Please print the full listing exactly.

----

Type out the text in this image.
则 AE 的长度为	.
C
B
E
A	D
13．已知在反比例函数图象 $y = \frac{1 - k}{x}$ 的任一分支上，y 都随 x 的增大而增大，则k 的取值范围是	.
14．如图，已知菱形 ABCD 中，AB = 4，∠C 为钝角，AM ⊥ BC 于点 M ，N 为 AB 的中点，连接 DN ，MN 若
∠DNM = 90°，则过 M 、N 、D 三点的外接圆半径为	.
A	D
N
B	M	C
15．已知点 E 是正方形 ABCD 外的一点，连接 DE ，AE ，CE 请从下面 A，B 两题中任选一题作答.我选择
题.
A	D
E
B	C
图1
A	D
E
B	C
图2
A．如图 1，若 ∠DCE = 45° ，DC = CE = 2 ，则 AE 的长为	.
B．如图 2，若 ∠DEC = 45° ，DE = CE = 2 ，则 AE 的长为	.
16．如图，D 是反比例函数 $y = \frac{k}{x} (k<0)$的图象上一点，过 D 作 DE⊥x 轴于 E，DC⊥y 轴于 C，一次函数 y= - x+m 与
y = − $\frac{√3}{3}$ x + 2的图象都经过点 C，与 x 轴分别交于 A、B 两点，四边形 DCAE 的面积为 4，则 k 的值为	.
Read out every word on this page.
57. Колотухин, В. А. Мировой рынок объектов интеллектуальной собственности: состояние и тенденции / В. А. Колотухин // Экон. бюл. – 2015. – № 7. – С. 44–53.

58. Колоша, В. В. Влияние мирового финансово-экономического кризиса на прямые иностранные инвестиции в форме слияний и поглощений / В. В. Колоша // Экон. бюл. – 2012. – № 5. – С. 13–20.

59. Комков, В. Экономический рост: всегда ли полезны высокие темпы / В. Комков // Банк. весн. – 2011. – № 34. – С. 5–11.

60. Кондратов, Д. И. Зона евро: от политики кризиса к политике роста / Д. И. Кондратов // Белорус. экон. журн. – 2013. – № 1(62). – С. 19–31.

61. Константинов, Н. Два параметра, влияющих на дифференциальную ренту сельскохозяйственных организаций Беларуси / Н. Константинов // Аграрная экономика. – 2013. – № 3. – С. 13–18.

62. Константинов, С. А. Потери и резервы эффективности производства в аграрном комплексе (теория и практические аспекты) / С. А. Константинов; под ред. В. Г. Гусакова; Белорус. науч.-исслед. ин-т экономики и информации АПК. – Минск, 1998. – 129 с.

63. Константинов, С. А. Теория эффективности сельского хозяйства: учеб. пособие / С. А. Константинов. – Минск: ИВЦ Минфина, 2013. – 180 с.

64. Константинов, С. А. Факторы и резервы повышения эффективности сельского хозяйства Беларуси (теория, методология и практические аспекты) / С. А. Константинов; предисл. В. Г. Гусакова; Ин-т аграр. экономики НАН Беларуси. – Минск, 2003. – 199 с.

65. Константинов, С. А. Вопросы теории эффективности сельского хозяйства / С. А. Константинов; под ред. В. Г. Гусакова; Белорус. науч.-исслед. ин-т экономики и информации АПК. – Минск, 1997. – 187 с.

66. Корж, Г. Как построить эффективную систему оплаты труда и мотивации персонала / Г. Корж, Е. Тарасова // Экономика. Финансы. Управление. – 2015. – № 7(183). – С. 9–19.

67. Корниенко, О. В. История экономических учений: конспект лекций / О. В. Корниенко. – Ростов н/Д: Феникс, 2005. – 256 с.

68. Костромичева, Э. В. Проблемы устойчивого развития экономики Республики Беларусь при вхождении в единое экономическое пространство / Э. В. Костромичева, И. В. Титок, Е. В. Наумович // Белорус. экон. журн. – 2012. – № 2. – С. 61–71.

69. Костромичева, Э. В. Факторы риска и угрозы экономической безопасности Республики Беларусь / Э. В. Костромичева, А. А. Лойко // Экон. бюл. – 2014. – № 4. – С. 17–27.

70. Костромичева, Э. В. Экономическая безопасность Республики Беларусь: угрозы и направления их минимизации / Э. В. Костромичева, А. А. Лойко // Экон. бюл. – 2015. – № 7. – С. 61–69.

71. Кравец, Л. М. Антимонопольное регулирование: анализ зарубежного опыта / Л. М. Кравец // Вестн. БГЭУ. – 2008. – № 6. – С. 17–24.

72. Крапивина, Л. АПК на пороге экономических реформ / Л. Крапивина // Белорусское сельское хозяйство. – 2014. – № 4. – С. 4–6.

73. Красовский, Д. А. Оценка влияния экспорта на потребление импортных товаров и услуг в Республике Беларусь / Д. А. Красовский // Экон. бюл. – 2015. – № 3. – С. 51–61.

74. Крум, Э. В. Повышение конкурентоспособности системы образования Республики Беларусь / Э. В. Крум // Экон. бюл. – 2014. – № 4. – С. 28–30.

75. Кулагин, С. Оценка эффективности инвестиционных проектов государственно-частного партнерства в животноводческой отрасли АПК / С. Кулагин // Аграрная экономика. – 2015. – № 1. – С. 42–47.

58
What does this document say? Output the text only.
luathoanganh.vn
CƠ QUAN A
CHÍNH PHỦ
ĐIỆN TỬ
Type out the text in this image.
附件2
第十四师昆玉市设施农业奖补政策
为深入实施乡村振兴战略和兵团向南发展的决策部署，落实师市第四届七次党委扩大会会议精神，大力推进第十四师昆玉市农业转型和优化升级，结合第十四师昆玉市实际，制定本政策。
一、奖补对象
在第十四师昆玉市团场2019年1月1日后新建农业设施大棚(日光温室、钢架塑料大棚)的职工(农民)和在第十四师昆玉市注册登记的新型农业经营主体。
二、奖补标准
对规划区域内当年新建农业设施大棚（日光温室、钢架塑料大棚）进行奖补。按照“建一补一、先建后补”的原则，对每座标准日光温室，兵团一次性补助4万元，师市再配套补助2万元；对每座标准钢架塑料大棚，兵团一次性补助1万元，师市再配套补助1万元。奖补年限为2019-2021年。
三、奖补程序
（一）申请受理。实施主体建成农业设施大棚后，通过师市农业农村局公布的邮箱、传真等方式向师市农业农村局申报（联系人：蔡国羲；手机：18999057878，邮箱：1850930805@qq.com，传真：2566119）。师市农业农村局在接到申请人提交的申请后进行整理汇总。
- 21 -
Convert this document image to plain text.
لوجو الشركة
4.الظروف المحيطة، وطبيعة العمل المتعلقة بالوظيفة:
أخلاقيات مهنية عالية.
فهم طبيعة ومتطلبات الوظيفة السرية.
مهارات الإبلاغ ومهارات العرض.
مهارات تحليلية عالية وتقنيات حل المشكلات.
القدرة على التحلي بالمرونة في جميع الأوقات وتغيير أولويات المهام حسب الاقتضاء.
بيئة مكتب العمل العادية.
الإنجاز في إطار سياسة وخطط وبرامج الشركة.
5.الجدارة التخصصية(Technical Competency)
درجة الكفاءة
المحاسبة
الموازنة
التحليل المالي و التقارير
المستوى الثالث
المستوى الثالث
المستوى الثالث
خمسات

----

The solution.
Type out the text in this image.
则 AE 的长度为	.
C
B
E
A	D
13．已知在反比例函数图象 $y = \frac{1 - k}{x}$ 的任一分支上，y 都随 x 的增大而增大，则k 的取值范围是	.
14．如图，已知菱形 ABCD 中，AB = 4，∠C 为钝角，AM ⊥ BC 于点 M ，N 为 AB 的中点，连接 DN ，MN 若
∠DNM = 90°，则过 M 、N 、D 三点的外接圆半径为	.
A	D
N
B	M	C
15．已知点 E 是正方形 ABCD 外的一点，连接 DE ，AE ，CE 请从下面 A，B 两题中任选一题作答.我选择
题.
A	D
E
B	C
图1
A	D
E
B	C
图2
A．如图 1，若 ∠DCE = 45° ，DC = CE = 2 ，则 AE 的长为	.
B．如图 2，若 ∠DEC = 45° ，DE = CE = 2 ，则 AE 的长为	.
16．如图，D 是反比例函数 $y = \frac{k}{x} (k<0)$的图象上一点，过 D 作 DE⊥x 轴于 E，DC⊥y 轴于 C，一次函数 y= - x+m 与
y = − $\frac{√3}{3}$ x + 2的图象都经过点 C，与 x 轴分别交于 A、B 两点，四边形 DCAE 的面积为 4，则 k 的值为	.
Read out every word on this page.
57. Колотухин, В. А. Мировой рынок объектов интеллектуальной собственности: состояние и тенденции / В. А. Колотухин // Экон. бюл. – 2015. – № 7. – С. 44–53.

58. Колоша, В. В. Влияние мирового финансово-экономического кризиса на прямые иностранные инвестиции в форме слияний и поглощений / В. В. Колоша // Экон. бюл. – 2012. – № 5. – С. 13–20.

59. Комков, В. Экономический рост: всегда ли полезны высокие темпы / В. Комков // Банк. весн. – 2011. – № 34. – С. 5–11.

60. Кондратов, Д. И. Зона евро: от политики кризиса к политике роста / Д. И. Кондратов // Белорус. экон. журн. – 2013. – № 1(62). – С. 19–31.

61. Константинов, Н. Два параметра, влияющих на дифференциальную ренту сельскохозяйственных организаций Беларуси / Н. Константинов // Аграрная экономика. – 2013. – № 3. – С. 13–18.

62. Константинов, С. А. Потери и резервы эффективности производства в аграрном комплексе (теория и практические аспекты) / С. А. Константинов; под ред. В. Г. Гусакова; Белорус. науч.-исслед. ин-т экономики и информации АПК. – Минск, 1998. – 129 с.

63. Константинов, С. А. Теория эффективности сельского хозяйства: учеб. пособие / С. А. Константинов. – Минск: ИВЦ Минфина, 2013. – 180 с.

64. Константинов, С. А. Факторы и резервы повышения эффективности сельского хозяйства Беларуси (теория, методология и практические аспекты) / С. А. Константинов; предисл. В. Г. Гусакова; Ин-т аграр. экономики НАН Беларуси. – Минск, 2003. – 199 с.

65. Константинов, С. А. Вопросы теории эффективности сельского хозяйства / С. А. Константинов; под ред. В. Г. Гусакова; Белорус. науч.-исслед. ин-т экономики и информации АПК. – Минск, 1997. – 187 с.

66. Корж, Г. Как построить эффективную систему оплаты труда и мотивации персонала / Г. Корж, Е. Тарасова // Экономика. Финансы. Управление. – 2015. – № 7(183). – С. 9–19.

67. Корниенко, О. В. История экономических учений: конспект лекций / О. В. Корниенко. – Ростов н/Д: Феникс, 2005. – 256 с.

68. Костромичева, Э. В. Проблемы устойчивого развития экономики Республики Беларусь при вхождении в единое экономическое пространство / Э. В. Костромичева, И. В. Титок, Е. В. Наумович // Белорус. экон. журн. – 2012. – № 2. – С. 61–71.

69. Костромичева, Э. В. Факторы риска и угрозы экономической безопасности Республики Беларусь / Э. В. Костромичева, А. А. Лойко // Экон. бюл. – 2014. – № 4. – С. 17–27.

70. Костромичева, Э. В. Экономическая безопасность Республики Беларусь: угрозы и направления их минимизации / Э. В. Костромичева, А. А. Лойко // Экон. бюл. – 2015. – № 7. – С. 61–69.

71. Кравец, Л. М. Антимонопольное регулирование: анализ зарубежного опыта / Л. М. Кравец // Вестн. БГЭУ. – 2008. – № 6. – С. 17–24.

72. Крапивина, Л. АПК на пороге экономических реформ / Л. Крапивина // Белорусское сельское хозяйство. – 2014. – № 4. – С. 4–6.

73. Красовский, Д. А. Оценка влияния экспорта на потребление импортных товаров и услуг в Республике Беларусь / Д. А. Красовский // Экон. бюл. – 2015. – № 3. – С. 51–61.

74. Крум, Э. В. Повышение конкурентоспособности системы образования Республики Беларусь / Э. В. Крум // Экон. бюл. – 2014. – № 4. – С. 28–30.

75. Кулагин, С. Оценка эффективности инвестиционных проектов государственно-частного партнерства в животноводческой отрасли АПК / С. Кулагин // Аграрная экономика. – 2015. – № 1. – С. 42–47.

58
What does this document say? Output the text only.
luathoanganh.vn
CƠ QUAN A
CHÍNH PHỦ
ĐIỆN TỬ
Type out the text in this image.
附件2
第十四师昆玉市设施农业奖补政策
为深入实施乡村振兴战略和兵团向南发展的决策部署，落实师市第四届七次党委扩大会会议精神，大力推进第十四师昆玉市农业转型和优化升级，结合第十四师昆玉市实际，制定本政策。
一、奖补对象
在第十四师昆玉市团场2019年1月1日后新建农业设施大棚(日光温室、钢架塑料大棚)的职工(农民)和在第十四师昆玉市注册登记的新型农业经营主体。
二、奖补标准
对规划区域内当年新建农业设施大棚（日光温室、钢架塑料大棚）进行奖补。按照“建一补一、先建后补”的原则，对每座标准日光温室，兵团一次性补助4万元，师市再配套补助2万元；对每座标准钢架塑料大棚，兵团一次性补助1万元，师市再配套补助1万元。奖补年限为2019-2021年。
三、奖补程序
（一）申请受理。实施主体建成农业设施大棚后，通过师市农业农村局公布的邮箱、传真等方式向师市农业农村局申报（联系人：蔡国羲；手机：18999057878，邮箱：1850930805@qq.com，传真：2566119）。师市农业农村局在接到申请人提交的申请后进行整理汇总。
- 21 -
Convert this document image to plain text.
لوجو الشركة
4.الظروف المحيطة، وطبيعة العمل المتعلقة بالوظيفة:
أخلاقيات مهنية عالية.
فهم طبيعة ومتطلبات الوظيفة السرية.
مهارات الإبلاغ ومهارات العرض.
مهارات تحليلية عالية وتقنيات حل المشكلات.
القدرة على التحلي بالمرونة في جميع الأوقات وتغيير أولويات المهام حسب الاقتضاء.
بيئة مكتب العمل العادية.
الإنجاز في إطار سياسة وخطط وبرامج الشركة.
5.الجدارة التخصصية(Technical Competency)
درجة الكفاءة
المحاسبة
الموازنة
التحليل المالي و التقارير
المستوى الثالث
المستوى الثالث
المستوى الثالث
خمسات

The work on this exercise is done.